◆ **Your task**: When a line in the data below includes "that", pick it out and copy it.

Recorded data
────────────────────

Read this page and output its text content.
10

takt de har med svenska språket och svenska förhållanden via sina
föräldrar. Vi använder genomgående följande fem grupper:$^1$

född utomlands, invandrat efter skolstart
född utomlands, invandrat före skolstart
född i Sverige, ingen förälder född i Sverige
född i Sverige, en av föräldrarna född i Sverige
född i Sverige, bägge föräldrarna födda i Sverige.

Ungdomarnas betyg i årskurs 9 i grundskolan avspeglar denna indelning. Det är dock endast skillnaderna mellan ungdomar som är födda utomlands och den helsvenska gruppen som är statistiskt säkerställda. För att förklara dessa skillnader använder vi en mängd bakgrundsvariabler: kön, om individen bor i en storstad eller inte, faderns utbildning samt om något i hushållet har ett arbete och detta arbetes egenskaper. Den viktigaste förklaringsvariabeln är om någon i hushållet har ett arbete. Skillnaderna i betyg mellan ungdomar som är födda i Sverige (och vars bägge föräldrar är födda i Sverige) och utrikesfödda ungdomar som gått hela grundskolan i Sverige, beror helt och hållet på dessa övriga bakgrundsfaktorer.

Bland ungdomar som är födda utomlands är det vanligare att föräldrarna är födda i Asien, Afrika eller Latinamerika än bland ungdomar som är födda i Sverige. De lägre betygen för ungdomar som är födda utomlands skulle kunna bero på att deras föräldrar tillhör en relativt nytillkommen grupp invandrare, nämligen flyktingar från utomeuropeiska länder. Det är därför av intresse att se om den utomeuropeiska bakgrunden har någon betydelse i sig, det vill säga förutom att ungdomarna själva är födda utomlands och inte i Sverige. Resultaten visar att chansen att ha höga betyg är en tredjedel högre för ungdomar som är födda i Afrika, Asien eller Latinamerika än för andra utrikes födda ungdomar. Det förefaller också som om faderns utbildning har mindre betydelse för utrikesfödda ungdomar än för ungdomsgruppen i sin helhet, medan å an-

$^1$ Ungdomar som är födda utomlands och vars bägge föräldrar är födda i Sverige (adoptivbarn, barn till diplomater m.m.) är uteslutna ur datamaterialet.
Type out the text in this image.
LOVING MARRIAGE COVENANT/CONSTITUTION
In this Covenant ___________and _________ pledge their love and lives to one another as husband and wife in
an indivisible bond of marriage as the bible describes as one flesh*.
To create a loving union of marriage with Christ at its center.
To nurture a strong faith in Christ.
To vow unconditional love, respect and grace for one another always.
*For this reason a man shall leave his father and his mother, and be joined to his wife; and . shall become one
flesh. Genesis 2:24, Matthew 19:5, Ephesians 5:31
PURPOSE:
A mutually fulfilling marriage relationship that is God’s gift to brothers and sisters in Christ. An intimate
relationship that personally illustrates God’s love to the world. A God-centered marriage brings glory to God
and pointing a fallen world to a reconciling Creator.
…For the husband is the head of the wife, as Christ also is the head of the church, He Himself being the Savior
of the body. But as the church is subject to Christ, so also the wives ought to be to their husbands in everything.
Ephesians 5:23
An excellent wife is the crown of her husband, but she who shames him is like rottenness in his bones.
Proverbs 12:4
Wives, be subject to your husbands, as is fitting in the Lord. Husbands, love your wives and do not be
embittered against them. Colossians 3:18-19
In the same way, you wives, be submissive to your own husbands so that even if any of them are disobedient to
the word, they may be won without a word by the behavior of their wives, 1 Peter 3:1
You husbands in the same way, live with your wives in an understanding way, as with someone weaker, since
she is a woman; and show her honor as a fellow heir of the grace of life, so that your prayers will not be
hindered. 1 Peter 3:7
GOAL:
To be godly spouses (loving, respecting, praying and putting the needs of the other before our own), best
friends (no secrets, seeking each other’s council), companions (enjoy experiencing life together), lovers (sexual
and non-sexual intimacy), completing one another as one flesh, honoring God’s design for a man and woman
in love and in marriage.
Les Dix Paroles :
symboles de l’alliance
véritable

────────────────────

◆ **Task answer**:
A mutually fulfilling marriage relationship that is God’s gift to brothers and sisters in Christ. An intimate
relationship that personally illustrates God’s love to the world. A God-centered marriage brings glory to God
In the same way, you wives, be submissive to your own husbands so that even if any of them are disobedient to
she is a woman; and show her honor as a fellow heir of the grace of life, so that your prayers will not be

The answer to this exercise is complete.